Stated problem |
Leave the pictures out, and retype all of the material exactly as written.

......

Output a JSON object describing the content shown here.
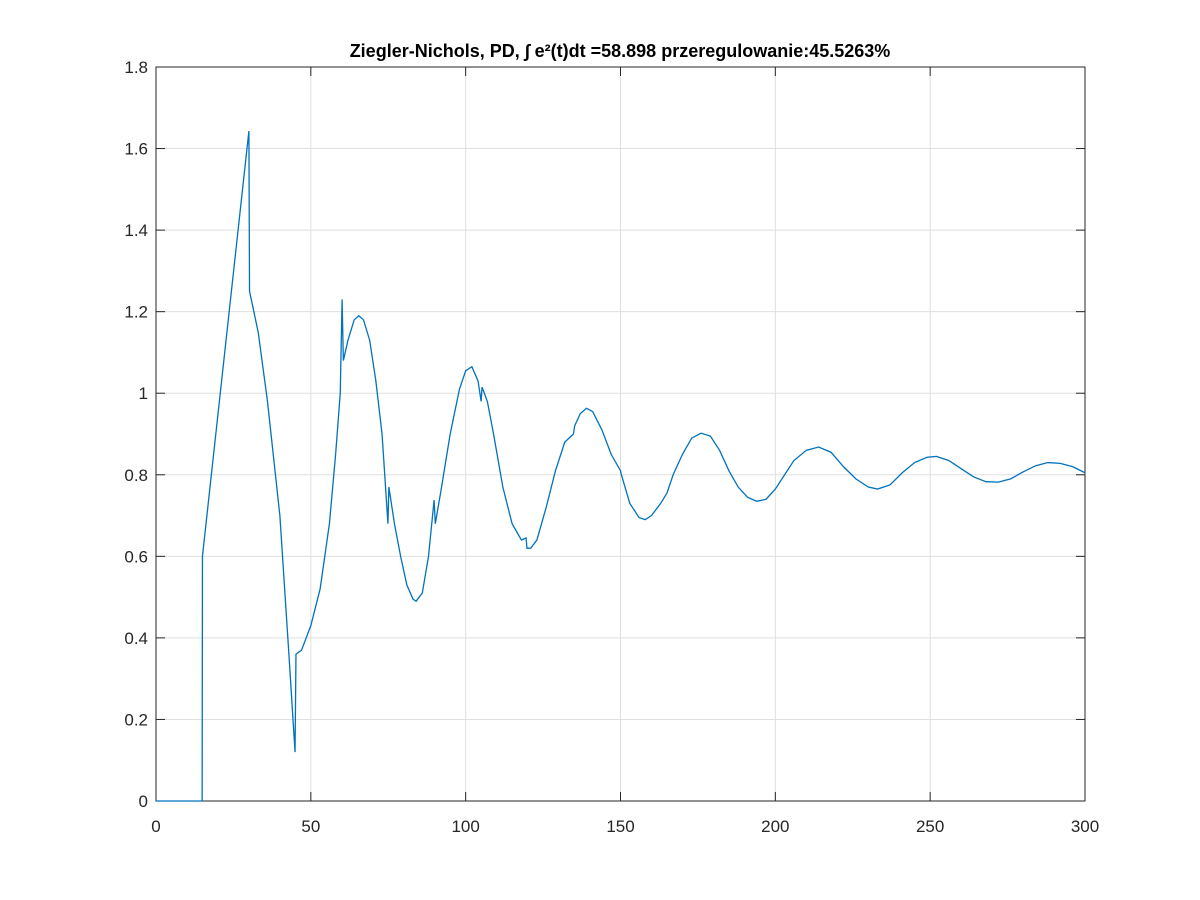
{
  "chart_data": {
    "type": "line",
    "title": "Ziegler-Nichols, PD, ∫ e²(t)dt =58.898 przeregulowanie:45.5263%",
    "x": [
      0,
      14.9,
      15,
      30,
      30.2,
      33,
      36,
      40,
      43,
      44.9,
      45.2,
      47,
      50,
      53,
      56,
      58,
      59.5,
      60.1,
      60.5,
      62,
      64,
      65.5,
      67,
      69,
      71,
      73,
      74.9,
      75.2,
      77,
      79,
      81,
      83,
      84,
      86,
      88,
      89.8,
      90.2,
      92,
      95,
      98,
      100,
      102,
      104,
      105,
      105.3,
      107,
      109,
      112,
      115,
      118,
      119.5,
      119.8,
      121,
      123,
      126,
      129,
      132,
      134.8,
      135.2,
      137,
      139,
      141,
      144,
      147,
      150,
      150.3,
      153,
      156,
      158,
      160,
      163,
      165,
      167,
      170,
      173,
      176,
      179,
      182,
      185,
      188,
      191,
      194,
      197,
      200,
      203,
      206,
      210,
      214,
      218,
      222,
      226,
      230,
      233,
      237,
      241,
      245,
      249,
      252,
      256,
      260,
      264,
      268,
      272,
      276,
      280,
      284,
      288,
      292,
      296,
      300
    ],
    "series": [
      {
        "color": "#0072bd",
        "values": [
          0,
          0,
          0.6,
          1.643,
          1.25,
          1.15,
          0.98,
          0.7,
          0.35,
          0.12,
          0.36,
          0.37,
          0.43,
          0.52,
          0.68,
          0.85,
          1.0,
          1.23,
          1.08,
          1.13,
          1.18,
          1.19,
          1.18,
          1.13,
          1.03,
          0.9,
          0.68,
          0.77,
          0.68,
          0.6,
          0.53,
          0.495,
          0.49,
          0.51,
          0.6,
          0.738,
          0.68,
          0.76,
          0.9,
          1.01,
          1.055,
          1.065,
          1.03,
          0.98,
          1.015,
          0.98,
          0.9,
          0.77,
          0.68,
          0.64,
          0.645,
          0.62,
          0.62,
          0.64,
          0.72,
          0.81,
          0.88,
          0.9,
          0.92,
          0.95,
          0.963,
          0.955,
          0.91,
          0.85,
          0.81,
          0.8,
          0.73,
          0.695,
          0.69,
          0.7,
          0.73,
          0.755,
          0.8,
          0.85,
          0.89,
          0.902,
          0.895,
          0.86,
          0.81,
          0.77,
          0.745,
          0.735,
          0.74,
          0.765,
          0.8,
          0.835,
          0.86,
          0.868,
          0.855,
          0.82,
          0.79,
          0.77,
          0.765,
          0.775,
          0.805,
          0.83,
          0.843,
          0.845,
          0.835,
          0.815,
          0.795,
          0.783,
          0.782,
          0.79,
          0.807,
          0.822,
          0.83,
          0.828,
          0.82,
          0.805
        ]
      }
    ],
    "xlim": [
      0,
      300
    ],
    "xticks": [
      0,
      50,
      100,
      150,
      200,
      250,
      300
    ],
    "ylim": [
      0,
      1.8
    ],
    "yticks": [
      0,
      0.2,
      0.4,
      0.6,
      0.8,
      1,
      1.2,
      1.4,
      1.6,
      1.8
    ],
    "grid": true
  }
}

......

Completed exercise |
Output a JSON object describing the content shown here.
{
  "chart_data": {
    "type": "line",
    "title": "Ziegler-Nichols, PD, ∫ e²(t)dt =58.898 przeregulowanie:45.5263%",
    "x": [
      0,
      14.9,
      15,
      30,
      30.2,
      33,
      36,
      40,
      43,
      44.9,
      45.2,
      47,
      50,
      53,
      56,
      58,
      59.5,
      60.1,
      60.5,
      62,
      64,
      65.5,
      67,
      69,
      71,
      73,
      74.9,
      75.2,
      77,
      79,
      81,
      83,
      84,
      86,
      88,
      89.8,
      90.2,
      92,
      95,
      98,
      100,
      102,
      104,
      105,
      105.3,
      107,
      109,
      112,
      115,
      118,
      119.5,
      119.8,
      121,
      123,
      126,
      129,
      132,
      134.8,
      135.2,
      137,
      139,
      141,
      144,
      147,
      150,
      150.3,
      153,
      156,
      158,
      160,
      163,
      165,
      167,
      170,
      173,
      176,
      179,
      182,
      185,
      188,
      191,
      194,
      197,
      200,
      203,
      206,
      210,
      214,
      218,
      222,
      226,
      230,
      233,
      237,
      241,
      245,
      249,
      252,
      256,
      260,
      264,
      268,
      272,
      276,
      280,
      284,
      288,
      292,
      296,
      300
    ],
    "series": [
      {
        "color": "#0072bd",
        "values": [
          0,
          0,
          0.6,
          1.643,
          1.25,
          1.15,
          0.98,
          0.7,
          0.35,
          0.12,
          0.36,
          0.37,
          0.43,
          0.52,
          0.68,
          0.85,
          1.0,
          1.23,
          1.08,
          1.13,
          1.18,
          1.19,
          1.18,
          1.13,
          1.03,
          0.9,
          0.68,
          0.77,
          0.68,
          0.6,
          0.53,
          0.495,
          0.49,
          0.51,
          0.6,
          0.738,
          0.68,
          0.76,
          0.9,
          1.01,
          1.055,
          1.065,
          1.03,
          0.98,
          1.015,
          0.98,
          0.9,
          0.77,
          0.68,
          0.64,
          0.645,
          0.62,
          0.62,
          0.64,
          0.72,
          0.81,
          0.88,
          0.9,
          0.92,
          0.95,
          0.963,
          0.955,
          0.91,
          0.85,
          0.81,
          0.8,
          0.73,
          0.695,
          0.69,
          0.7,
          0.73,
          0.755,
          0.8,
          0.85,
          0.89,
          0.902,
          0.895,
          0.86,
          0.81,
          0.77,
          0.745,
          0.735,
          0.74,
          0.765,
          0.8,
          0.835,
          0.86,
          0.868,
          0.855,
          0.82,
          0.79,
          0.77,
          0.765,
          0.775,
          0.805,
          0.83,
          0.843,
          0.845,
          0.835,
          0.815,
          0.795,
          0.783,
          0.782,
          0.79,
          0.807,
          0.822,
          0.83,
          0.828,
          0.82,
          0.805
        ]
      }
    ],
    "xlim": [
      0,
      300
    ],
    "xticks": [
      0,
      50,
      100,
      150,
      200,
      250,
      300
    ],
    "ylim": [
      0,
      1.8
    ],
    "yticks": [
      0,
      0.2,
      0.4,
      0.6,
      0.8,
      1,
      1.2,
      1.4,
      1.6,
      1.8
    ],
    "grid": true
  }
}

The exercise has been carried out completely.